Problem to work on: Find the lines holding "time" and copy them.

Dataset items
--- Start ---
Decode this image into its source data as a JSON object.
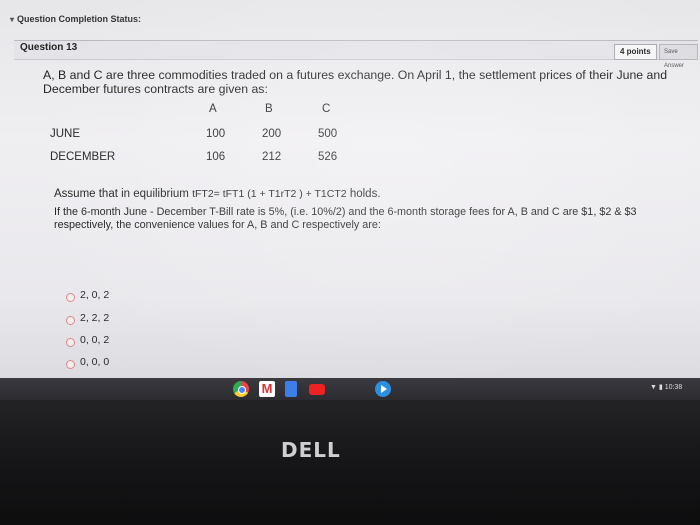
{
  "header": {
    "completion_status": "Question Completion Status:"
  },
  "question": {
    "title": "Question 13",
    "points": "4 points",
    "save_label": "Save Answer",
    "intro": "A, B and C are three commodities traded on a futures exchange. On April 1, the settlement prices of their June and December futures contracts are given as:",
    "table": {
      "columns": [
        "A",
        "B",
        "C"
      ],
      "rows": [
        {
          "label": "JUNE",
          "values": [
            "100",
            "200",
            "500"
          ]
        },
        {
          "label": "DECEMBER",
          "values": [
            "106",
            "212",
            "526"
          ]
        }
      ]
    },
    "assume_text": "Assume that in equilibrium",
    "formula": "tFT2= tFT1 (1 + T1rT2 ) + T1CT2",
    "holds_text": "holds.",
    "prompt": "If the 6-month June - December T-Bill rate is 5%, (i.e. 10%/2) and the 6-month storage fees for A, B and C are $1, $2 & $3 respectively, the convenience values for A, B and C respectively are:",
    "choices": [
      "2, 0, 2",
      "2, 2, 2",
      "0, 0, 2",
      "0, 0, 0"
    ]
  },
  "shelf": {
    "apps": [
      "chrome-icon",
      "gmail-icon",
      "docs-icon",
      "youtube-icon",
      "play-icon"
    ],
    "time": "10:38"
  },
  "laptop": {
    "brand": "DELL"
  }
}
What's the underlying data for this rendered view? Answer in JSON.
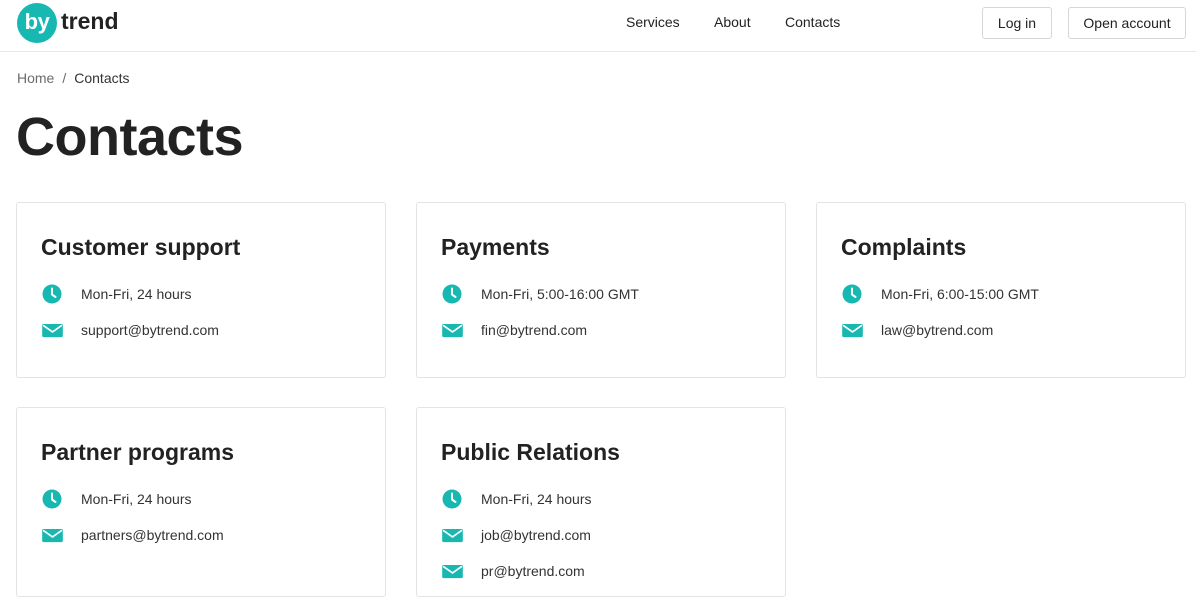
{
  "brand": {
    "logo_mark": "by",
    "logo_word": "trend",
    "accent_color": "#17b7b2"
  },
  "nav": {
    "items": [
      "Services",
      "About",
      "Contacts"
    ]
  },
  "header_buttons": {
    "login_label": "Log in",
    "open_account_label": "Open account"
  },
  "breadcrumb": {
    "home": "Home",
    "separator": "/",
    "current": "Contacts"
  },
  "page_title": "Contacts",
  "icons": {
    "hours": "clock-icon",
    "email": "envelope-icon"
  },
  "cards": [
    {
      "title": "Customer support",
      "hours": "Mon-Fri, 24 hours",
      "emails": [
        "support@bytrend.com"
      ]
    },
    {
      "title": "Payments",
      "hours": "Mon-Fri, 5:00-16:00 GMT",
      "emails": [
        "fin@bytrend.com"
      ]
    },
    {
      "title": "Complaints",
      "hours": "Mon-Fri, 6:00-15:00 GMT",
      "emails": [
        "law@bytrend.com"
      ]
    },
    {
      "title": "Partner programs",
      "hours": "Mon-Fri, 24 hours",
      "emails": [
        "partners@bytrend.com"
      ]
    },
    {
      "title": "Public Relations",
      "hours": "Mon-Fri, 24 hours",
      "emails": [
        "job@bytrend.com",
        "pr@bytrend.com"
      ]
    }
  ]
}
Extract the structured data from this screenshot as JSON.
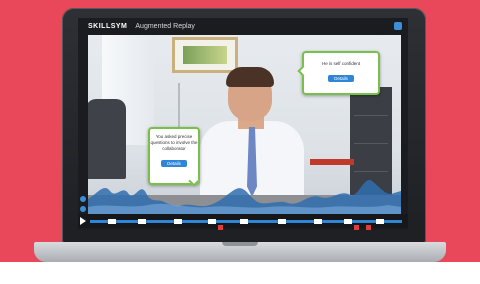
{
  "app": {
    "brand": "SKILLSYM",
    "title": "Augmented Replay"
  },
  "feedback": [
    {
      "message": "He is self confident",
      "button": "Details"
    },
    {
      "message": "You asked precise questions to involve the collaborator",
      "button": "Details"
    }
  ],
  "colors": {
    "background": "#e8485a",
    "accent": "#2f86d6",
    "bubble_border": "#78c04a",
    "marker": "#e23b3b"
  },
  "icons": [
    "play-icon",
    "menu-icon",
    "playhead-icon"
  ]
}
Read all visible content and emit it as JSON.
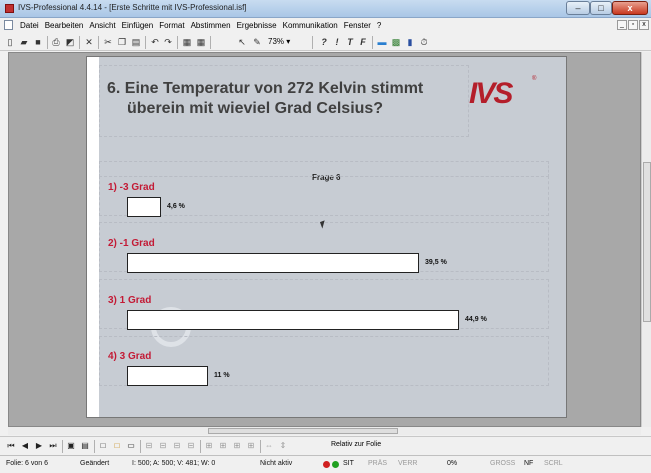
{
  "window": {
    "title": "IVS-Professional 4.4.14 - [Erste Schritte mit IVS-Professional.isf]",
    "min_label": "–",
    "max_label": "□",
    "close_label": "x"
  },
  "menu": {
    "items": [
      "Datei",
      "Bearbeiten",
      "Ansicht",
      "Einfügen",
      "Format",
      "Abstimmen",
      "Ergebnisse",
      "Kommunikation",
      "Fenster",
      "?"
    ],
    "mdi": [
      "_",
      "▫",
      "x"
    ]
  },
  "toolbar": {
    "zoom": "73%",
    "buttons": [
      "new-icon",
      "open-icon",
      "save-icon",
      "print-icon",
      "properties-icon",
      "delete-icon",
      "cut-icon",
      "copy-icon",
      "paste-icon",
      "undo-icon",
      "redo-icon",
      "pointer-icon",
      "pen-icon"
    ],
    "format_labels": [
      "?",
      "!",
      "T",
      "F"
    ]
  },
  "slide": {
    "question": "6. Eine Temperatur von 272 Kelvin stimmt übereinein mit wieviel Grad Celsius?",
    "question_line1": "6. Eine Temperatur von 272 Kelvin stimmt",
    "question_line2": "überein mit wieviel Grad Celsius?",
    "logo": "IVS",
    "logo_mark": "®",
    "frage": "Frage 6",
    "accent_color": "#c31a35",
    "answers": [
      {
        "label": "1) -3 Grad",
        "percent": "4,6 %",
        "value": 4.6
      },
      {
        "label": "2) -1 Grad",
        "percent": "39,5 %",
        "value": 39.5
      },
      {
        "label": "3) 1 Grad",
        "percent": "44,9 %",
        "value": 44.9
      },
      {
        "label": "4) 3 Grad",
        "percent": "11 %",
        "value": 11
      }
    ]
  },
  "navbar": {
    "relativ": "Relativ zur Folie"
  },
  "status": {
    "folie": "Folie: 6 von 6",
    "state": "Geändert",
    "coords": "I: 500;  A: 500;  V: 481;  W: 0",
    "activity": "Nicht aktiv",
    "sit": "SIT",
    "pras": "PRÄS",
    "verr": "VERR",
    "percent": "0%",
    "gross": "GROSS",
    "nf": "NF",
    "scrl": "SCRL"
  }
}
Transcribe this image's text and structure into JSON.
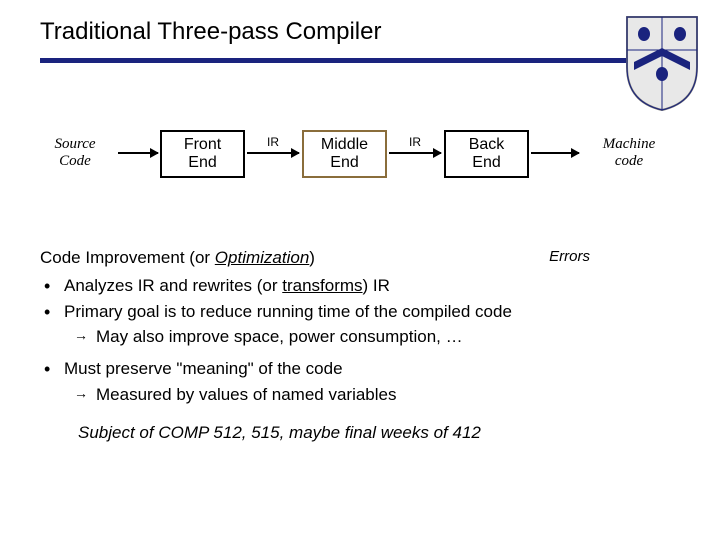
{
  "chart_data": {
    "type": "flow",
    "nodes": [
      "Source Code",
      "Front End",
      "Middle End",
      "Back End",
      "Machine code"
    ],
    "edges": [
      {
        "from": "Source Code",
        "to": "Front End"
      },
      {
        "from": "Front End",
        "to": "Middle End",
        "label": "IR"
      },
      {
        "from": "Middle End",
        "to": "Back End",
        "label": "IR"
      },
      {
        "from": "Back End",
        "to": "Machine code"
      }
    ],
    "highlight_node": "Middle End",
    "errors_label": "Errors"
  },
  "title": "Traditional Three-pass Compiler",
  "io": {
    "source_l1": "Source",
    "source_l2": "Code",
    "machine_l1": "Machine",
    "machine_l2": "code"
  },
  "box": {
    "front_l1": "Front",
    "front_l2": "End",
    "middle_l1": "Middle",
    "middle_l2": "End",
    "back_l1": "Back",
    "back_l2": "End"
  },
  "arrow": {
    "ir1": "IR",
    "ir2": "IR"
  },
  "errors": "Errors",
  "heading_prefix": "Code Improvement (or ",
  "heading_term": "Optimization",
  "heading_suffix": ")",
  "b1_a": "Analyzes IR and rewrites (or ",
  "b1_b": "transforms",
  "b1_c": ") IR",
  "b2": "Primary goal is to reduce running time of the compiled code",
  "b2_sub": "May also improve space, power consumption, …",
  "b3": "Must preserve \"meaning\" of the code",
  "b3_sub": "Measured by values of named variables",
  "subject": "Subject of COMP 512, 515, maybe final weeks of 412"
}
--- End ---
Exercise answer:
    "time": "10:38"
  "b2": "Primary goal is to reduce running time of the compiled code",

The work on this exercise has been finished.